◆ Try it ◆
Go line by line through the records below. Copy whichever lines contain the string "performance".

Items from a document page collection
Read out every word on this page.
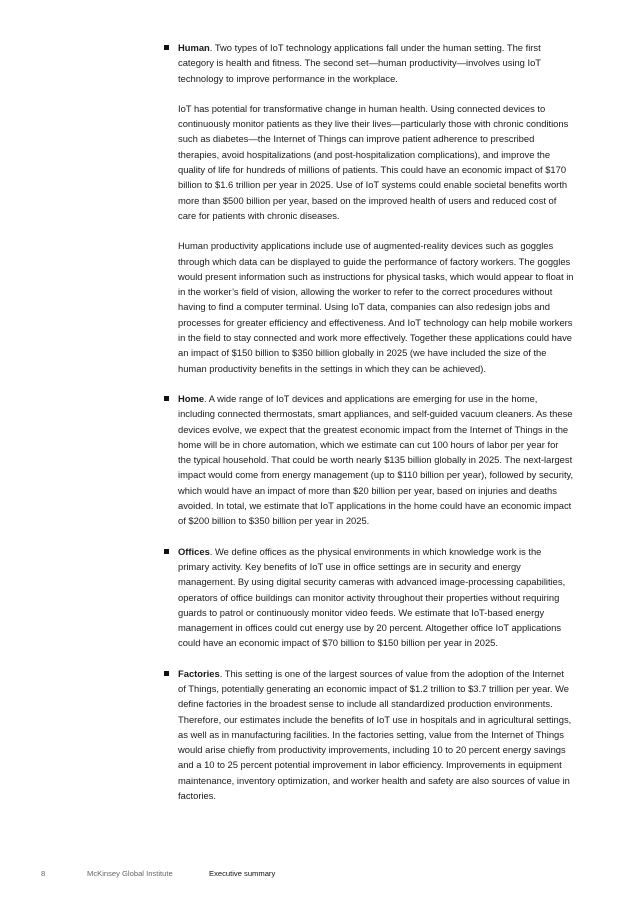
Human. Two types of IoT technology applications fall under the human setting. The first category is health and fitness. The second set—human productivity—involves using IoT technology to improve performance in the workplace.

IoT has potential for transformative change in human health. Using connected devices to continuously monitor patients as they live their lives—particularly those with chronic conditions such as diabetes—the Internet of Things can improve patient adherence to prescribed therapies, avoid hospitalizations (and post-hospitalization complications), and improve the quality of life for hundreds of millions of patients. This could have an economic impact of $170 billion to $1.6 trillion per year in 2025. Use of IoT systems could enable societal benefits worth more than $500 billion per year, based on the improved health of users and reduced cost of care for patients with chronic diseases.

Human productivity applications include use of augmented-reality devices such as goggles through which data can be displayed to guide the performance of factory workers. The goggles would present information such as instructions for physical tasks, which would appear to float in in the worker’s field of vision, allowing the worker to refer to the correct procedures without having to find a computer terminal. Using IoT data, companies can also redesign jobs and processes for greater efficiency and effectiveness. And IoT technology can help mobile workers in the field to stay connected and work more effectively. Together these applications could have an impact of $150 billion to $350 billion globally in 2025 (we have included the size of the human productivity benefits in the settings in which they can be achieved).

Home. A wide range of IoT devices and applications are emerging for use in the home, including connected thermostats, smart appliances, and self-guided vacuum cleaners. As these devices evolve, we expect that the greatest economic impact from the Internet of Things in the home will be in chore automation, which we estimate can cut 100 hours of labor per year for the typical household. That could be worth nearly $135 billion globally in 2025. The next-largest impact would come from energy management (up to $110 billion per year), followed by security, which would have an impact of more than $20 billion per year, based on injuries and deaths avoided. In total, we estimate that IoT applications in the home could have an economic impact of $200 billion to $350 billion per year in 2025.

Offices. We define offices as the physical environments in which knowledge work is the primary activity. Key benefits of IoT use in office settings are in security and energy management. By using digital security cameras with advanced image-processing capabilities, operators of office buildings can monitor activity throughout their properties without requiring guards to patrol or continuously monitor video feeds. We estimate that IoT-based energy management in offices could cut energy use by 20 percent. Altogether office IoT applications could have an economic impact of $70 billion to $150 billion per year in 2025.

Factories. This setting is one of the largest sources of value from the adoption of the Internet of Things, potentially generating an economic impact of $1.2 trillion to $3.7 trillion per year. We define factories in the broadest sense to include all standardized production environments. Therefore, our estimates include the benefits of IoT use in hospitals and in agricultural settings, as well as in manufacturing facilities. In the factories setting, value from the Internet of Things would arise chiefly from productivity improvements, including 10 to 20 percent energy savings and a 10 to 25 percent potential improvement in labor efficiency. Improvements in equipment maintenance, inventory optimization, and worker health and safety are also sources of value in factories.

8	McKinsey Global Institute	Executive summary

◆ Result of the task ◆
Human. Two types of IoT technology applications fall under the human setting. The first category is health and fitness. The second set—human productivity—involves using IoT technology to improve performance in the workplace.
Human productivity applications include use of augmented-reality devices such as goggles through which data can be displayed to guide the performance of factory workers. The goggles would present information such as instructions for physical tasks, which would appear to float in in the worker’s field of vision, allowing the worker to refer to the correct procedures without having to find a computer terminal. Using IoT data, companies can also redesign jobs and processes for greater efficiency and effectiveness. And IoT technology can help mobile workers in the field to stay connected and work more effectively. Together these applications could have an impact of $150 billion to $350 billion globally in 2025 (we have included the size of the human productivity benefits in the settings in which they can be achieved).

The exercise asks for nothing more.